# start of RECORDS SUPPLIED

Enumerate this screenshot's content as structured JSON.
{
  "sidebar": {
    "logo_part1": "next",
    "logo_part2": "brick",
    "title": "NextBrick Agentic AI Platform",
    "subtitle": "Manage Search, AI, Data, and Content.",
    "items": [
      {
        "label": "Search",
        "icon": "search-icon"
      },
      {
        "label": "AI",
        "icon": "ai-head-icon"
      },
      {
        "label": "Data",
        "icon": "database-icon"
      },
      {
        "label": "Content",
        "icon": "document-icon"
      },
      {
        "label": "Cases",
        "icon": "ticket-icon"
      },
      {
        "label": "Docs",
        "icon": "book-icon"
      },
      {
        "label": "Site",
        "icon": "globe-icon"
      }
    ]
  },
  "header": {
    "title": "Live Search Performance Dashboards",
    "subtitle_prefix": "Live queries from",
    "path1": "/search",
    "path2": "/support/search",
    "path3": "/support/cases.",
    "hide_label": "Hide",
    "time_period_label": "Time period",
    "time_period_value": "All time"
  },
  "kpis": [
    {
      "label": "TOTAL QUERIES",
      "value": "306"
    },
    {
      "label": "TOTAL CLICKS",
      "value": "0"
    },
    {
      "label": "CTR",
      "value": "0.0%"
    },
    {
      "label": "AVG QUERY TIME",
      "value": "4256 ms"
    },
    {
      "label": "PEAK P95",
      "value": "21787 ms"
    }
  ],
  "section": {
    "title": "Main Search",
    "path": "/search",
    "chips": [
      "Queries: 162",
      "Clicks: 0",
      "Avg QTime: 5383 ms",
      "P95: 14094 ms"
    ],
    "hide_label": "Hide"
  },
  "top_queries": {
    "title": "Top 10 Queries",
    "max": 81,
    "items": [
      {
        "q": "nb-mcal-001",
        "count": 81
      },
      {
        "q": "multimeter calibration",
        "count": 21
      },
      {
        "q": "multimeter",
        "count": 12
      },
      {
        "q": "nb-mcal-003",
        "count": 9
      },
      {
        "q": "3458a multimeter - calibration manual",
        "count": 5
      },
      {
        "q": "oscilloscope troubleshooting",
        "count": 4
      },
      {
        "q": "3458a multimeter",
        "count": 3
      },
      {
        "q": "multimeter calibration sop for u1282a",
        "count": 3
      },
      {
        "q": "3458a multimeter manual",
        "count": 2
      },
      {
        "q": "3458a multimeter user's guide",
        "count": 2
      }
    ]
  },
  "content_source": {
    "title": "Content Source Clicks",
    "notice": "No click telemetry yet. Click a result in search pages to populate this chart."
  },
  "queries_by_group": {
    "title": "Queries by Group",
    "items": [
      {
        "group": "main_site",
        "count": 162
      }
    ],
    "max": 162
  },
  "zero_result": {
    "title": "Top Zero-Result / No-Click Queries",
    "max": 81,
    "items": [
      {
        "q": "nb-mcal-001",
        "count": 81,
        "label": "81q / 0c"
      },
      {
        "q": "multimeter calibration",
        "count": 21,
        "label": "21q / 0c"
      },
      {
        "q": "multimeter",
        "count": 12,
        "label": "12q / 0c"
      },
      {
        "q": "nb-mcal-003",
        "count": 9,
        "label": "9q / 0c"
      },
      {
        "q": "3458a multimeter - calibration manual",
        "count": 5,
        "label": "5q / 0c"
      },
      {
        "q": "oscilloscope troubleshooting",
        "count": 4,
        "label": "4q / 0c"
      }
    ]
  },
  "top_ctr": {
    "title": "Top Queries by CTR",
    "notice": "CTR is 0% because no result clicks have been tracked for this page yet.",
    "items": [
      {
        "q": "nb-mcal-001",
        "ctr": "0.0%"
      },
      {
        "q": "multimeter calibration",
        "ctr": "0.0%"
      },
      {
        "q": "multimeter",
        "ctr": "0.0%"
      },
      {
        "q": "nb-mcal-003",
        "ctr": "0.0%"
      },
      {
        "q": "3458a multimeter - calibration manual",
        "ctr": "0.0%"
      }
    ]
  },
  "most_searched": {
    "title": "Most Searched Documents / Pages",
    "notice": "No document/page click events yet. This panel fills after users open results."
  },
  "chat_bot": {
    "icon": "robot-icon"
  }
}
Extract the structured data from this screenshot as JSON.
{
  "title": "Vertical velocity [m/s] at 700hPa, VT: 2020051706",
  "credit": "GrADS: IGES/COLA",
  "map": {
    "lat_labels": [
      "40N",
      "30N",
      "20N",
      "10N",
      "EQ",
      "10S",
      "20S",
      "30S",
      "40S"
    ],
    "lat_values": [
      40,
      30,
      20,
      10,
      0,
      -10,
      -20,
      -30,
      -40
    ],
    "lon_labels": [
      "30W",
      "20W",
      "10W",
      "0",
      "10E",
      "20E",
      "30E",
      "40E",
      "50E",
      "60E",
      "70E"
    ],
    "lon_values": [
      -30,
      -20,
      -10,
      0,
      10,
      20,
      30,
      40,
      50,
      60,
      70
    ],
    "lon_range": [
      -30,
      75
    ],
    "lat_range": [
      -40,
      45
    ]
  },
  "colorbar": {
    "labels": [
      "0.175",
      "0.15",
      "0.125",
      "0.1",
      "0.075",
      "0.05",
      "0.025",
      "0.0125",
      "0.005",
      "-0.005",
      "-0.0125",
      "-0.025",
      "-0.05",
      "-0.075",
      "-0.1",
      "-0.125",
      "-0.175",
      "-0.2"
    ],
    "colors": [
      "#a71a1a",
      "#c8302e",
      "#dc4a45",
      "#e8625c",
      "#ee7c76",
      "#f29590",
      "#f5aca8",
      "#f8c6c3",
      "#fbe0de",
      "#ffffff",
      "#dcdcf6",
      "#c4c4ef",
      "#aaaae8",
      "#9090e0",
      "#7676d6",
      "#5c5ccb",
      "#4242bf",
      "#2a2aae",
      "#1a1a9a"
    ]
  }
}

# end of RECORDS SUPPLIED

Type out the material again exactly as presented.

**EXPECTED OUTPUT:**
Enumerate this screenshot's content as structured JSON.
{
  "sidebar": {
    "logo_part1": "next",
    "logo_part2": "brick",
    "title": "NextBrick Agentic AI Platform",
    "subtitle": "Manage Search, AI, Data, and Content.",
    "items": [
      {
        "label": "Search",
        "icon": "search-icon"
      },
      {
        "label": "AI",
        "icon": "ai-head-icon"
      },
      {
        "label": "Data",
        "icon": "database-icon"
      },
      {
        "label": "Content",
        "icon": "document-icon"
      },
      {
        "label": "Cases",
        "icon": "ticket-icon"
      },
      {
        "label": "Docs",
        "icon": "book-icon"
      },
      {
        "label": "Site",
        "icon": "globe-icon"
      }
    ]
  },
  "header": {
    "title": "Live Search Performance Dashboards",
    "subtitle_prefix": "Live queries from",
    "path1": "/search",
    "path2": "/support/search",
    "path3": "/support/cases.",
    "hide_label": "Hide",
    "time_period_label": "Time period",
    "time_period_value": "All time"
  },
  "kpis": [
    {
      "label": "TOTAL QUERIES",
      "value": "306"
    },
    {
      "label": "TOTAL CLICKS",
      "value": "0"
    },
    {
      "label": "CTR",
      "value": "0.0%"
    },
    {
      "label": "AVG QUERY TIME",
      "value": "4256 ms"
    },
    {
      "label": "PEAK P95",
      "value": "21787 ms"
    }
  ],
  "section": {
    "title": "Main Search",
    "path": "/search",
    "chips": [
      "Queries: 162",
      "Clicks: 0",
      "Avg QTime: 5383 ms",
      "P95: 14094 ms"
    ],
    "hide_label": "Hide"
  },
  "top_queries": {
    "title": "Top 10 Queries",
    "max": 81,
    "items": [
      {
        "q": "nb-mcal-001",
        "count": 81
      },
      {
        "q": "multimeter calibration",
        "count": 21
      },
      {
        "q": "multimeter",
        "count": 12
      },
      {
        "q": "nb-mcal-003",
        "count": 9
      },
      {
        "q": "3458a multimeter - calibration manual",
        "count": 5
      },
      {
        "q": "oscilloscope troubleshooting",
        "count": 4
      },
      {
        "q": "3458a multimeter",
        "count": 3
      },
      {
        "q": "multimeter calibration sop for u1282a",
        "count": 3
      },
      {
        "q": "3458a multimeter manual",
        "count": 2
      },
      {
        "q": "3458a multimeter user's guide",
        "count": 2
      }
    ]
  },
  "content_source": {
    "title": "Content Source Clicks",
    "notice": "No click telemetry yet. Click a result in search pages to populate this chart."
  },
  "queries_by_group": {
    "title": "Queries by Group",
    "items": [
      {
        "group": "main_site",
        "count": 162
      }
    ],
    "max": 162
  },
  "zero_result": {
    "title": "Top Zero-Result / No-Click Queries",
    "max": 81,
    "items": [
      {
        "q": "nb-mcal-001",
        "count": 81,
        "label": "81q / 0c"
      },
      {
        "q": "multimeter calibration",
        "count": 21,
        "label": "21q / 0c"
      },
      {
        "q": "multimeter",
        "count": 12,
        "label": "12q / 0c"
      },
      {
        "q": "nb-mcal-003",
        "count": 9,
        "label": "9q / 0c"
      },
      {
        "q": "3458a multimeter - calibration manual",
        "count": 5,
        "label": "5q / 0c"
      },
      {
        "q": "oscilloscope troubleshooting",
        "count": 4,
        "label": "4q / 0c"
      }
    ]
  },
  "top_ctr": {
    "title": "Top Queries by CTR",
    "notice": "CTR is 0% because no result clicks have been tracked for this page yet.",
    "items": [
      {
        "q": "nb-mcal-001",
        "ctr": "0.0%"
      },
      {
        "q": "multimeter calibration",
        "ctr": "0.0%"
      },
      {
        "q": "multimeter",
        "ctr": "0.0%"
      },
      {
        "q": "nb-mcal-003",
        "ctr": "0.0%"
      },
      {
        "q": "3458a multimeter - calibration manual",
        "ctr": "0.0%"
      }
    ]
  },
  "most_searched": {
    "title": "Most Searched Documents / Pages",
    "notice": "No document/page click events yet. This panel fills after users open results."
  },
  "chat_bot": {
    "icon": "robot-icon"
  }
}
Extract the structured data from this screenshot as JSON.
{
  "title": "Vertical velocity [m/s] at 700hPa, VT: 2020051706",
  "credit": "GrADS: IGES/COLA",
  "map": {
    "lat_labels": [
      "40N",
      "30N",
      "20N",
      "10N",
      "EQ",
      "10S",
      "20S",
      "30S",
      "40S"
    ],
    "lat_values": [
      40,
      30,
      20,
      10,
      0,
      -10,
      -20,
      -30,
      -40
    ],
    "lon_labels": [
      "30W",
      "20W",
      "10W",
      "0",
      "10E",
      "20E",
      "30E",
      "40E",
      "50E",
      "60E",
      "70E"
    ],
    "lon_values": [
      -30,
      -20,
      -10,
      0,
      10,
      20,
      30,
      40,
      50,
      60,
      70
    ],
    "lon_range": [
      -30,
      75
    ],
    "lat_range": [
      -40,
      45
    ]
  },
  "colorbar": {
    "labels": [
      "0.175",
      "0.15",
      "0.125",
      "0.1",
      "0.075",
      "0.05",
      "0.025",
      "0.0125",
      "0.005",
      "-0.005",
      "-0.0125",
      "-0.025",
      "-0.05",
      "-0.075",
      "-0.1",
      "-0.125",
      "-0.175",
      "-0.2"
    ],
    "colors": [
      "#a71a1a",
      "#c8302e",
      "#dc4a45",
      "#e8625c",
      "#ee7c76",
      "#f29590",
      "#f5aca8",
      "#f8c6c3",
      "#fbe0de",
      "#ffffff",
      "#dcdcf6",
      "#c4c4ef",
      "#aaaae8",
      "#9090e0",
      "#7676d6",
      "#5c5ccb",
      "#4242bf",
      "#2a2aae",
      "#1a1a9a"
    ]
  }
}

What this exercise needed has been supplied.